Data records
** begin **
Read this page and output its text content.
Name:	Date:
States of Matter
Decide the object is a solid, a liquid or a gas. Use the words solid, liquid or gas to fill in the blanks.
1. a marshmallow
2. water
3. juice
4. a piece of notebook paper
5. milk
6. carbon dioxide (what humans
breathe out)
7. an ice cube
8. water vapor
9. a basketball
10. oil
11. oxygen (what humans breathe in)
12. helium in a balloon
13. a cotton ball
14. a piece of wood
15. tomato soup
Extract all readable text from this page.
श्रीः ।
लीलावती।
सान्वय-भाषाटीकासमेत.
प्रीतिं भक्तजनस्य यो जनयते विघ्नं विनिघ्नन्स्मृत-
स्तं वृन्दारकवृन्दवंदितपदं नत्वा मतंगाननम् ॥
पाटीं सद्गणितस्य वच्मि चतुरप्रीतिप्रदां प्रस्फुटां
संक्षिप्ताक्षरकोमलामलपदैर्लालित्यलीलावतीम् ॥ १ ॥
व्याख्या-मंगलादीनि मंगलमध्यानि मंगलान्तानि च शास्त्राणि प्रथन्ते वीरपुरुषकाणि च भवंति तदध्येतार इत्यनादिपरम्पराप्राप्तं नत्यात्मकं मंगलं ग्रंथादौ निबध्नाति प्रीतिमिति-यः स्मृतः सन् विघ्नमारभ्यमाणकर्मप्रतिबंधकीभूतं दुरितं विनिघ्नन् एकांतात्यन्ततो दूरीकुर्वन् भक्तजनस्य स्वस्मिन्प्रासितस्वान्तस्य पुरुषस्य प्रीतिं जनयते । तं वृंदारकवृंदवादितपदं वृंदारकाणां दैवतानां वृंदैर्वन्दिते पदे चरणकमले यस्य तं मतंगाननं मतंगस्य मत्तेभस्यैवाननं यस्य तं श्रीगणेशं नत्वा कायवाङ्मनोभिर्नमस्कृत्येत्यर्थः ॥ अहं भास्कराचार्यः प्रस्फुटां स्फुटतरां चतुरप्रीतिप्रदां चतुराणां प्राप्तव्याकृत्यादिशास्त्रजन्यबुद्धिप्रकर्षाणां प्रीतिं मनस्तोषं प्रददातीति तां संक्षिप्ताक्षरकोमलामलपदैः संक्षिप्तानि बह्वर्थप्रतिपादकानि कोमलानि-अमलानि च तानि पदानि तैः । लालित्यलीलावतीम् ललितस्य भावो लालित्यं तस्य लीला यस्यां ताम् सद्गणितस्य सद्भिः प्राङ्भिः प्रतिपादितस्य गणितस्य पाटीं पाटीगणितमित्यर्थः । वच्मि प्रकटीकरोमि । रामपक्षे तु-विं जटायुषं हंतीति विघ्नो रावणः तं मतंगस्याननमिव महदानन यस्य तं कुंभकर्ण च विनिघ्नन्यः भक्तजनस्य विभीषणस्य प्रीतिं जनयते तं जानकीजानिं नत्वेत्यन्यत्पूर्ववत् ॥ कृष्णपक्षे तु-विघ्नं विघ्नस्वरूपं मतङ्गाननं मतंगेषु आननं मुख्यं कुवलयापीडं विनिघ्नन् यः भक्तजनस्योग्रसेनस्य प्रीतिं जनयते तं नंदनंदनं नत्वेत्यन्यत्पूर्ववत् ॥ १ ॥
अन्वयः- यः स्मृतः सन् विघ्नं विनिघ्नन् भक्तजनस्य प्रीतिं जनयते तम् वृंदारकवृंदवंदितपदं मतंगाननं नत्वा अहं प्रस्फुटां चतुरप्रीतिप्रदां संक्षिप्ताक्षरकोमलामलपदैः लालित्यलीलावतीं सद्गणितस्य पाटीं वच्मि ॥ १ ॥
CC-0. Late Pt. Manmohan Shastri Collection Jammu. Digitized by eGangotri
** end **
In the entries above, identify every line with the word "what". Copy those lines.

TASK RESULT -
6. carbon dioxide (what humans
11. oxygen (what humans breathe in)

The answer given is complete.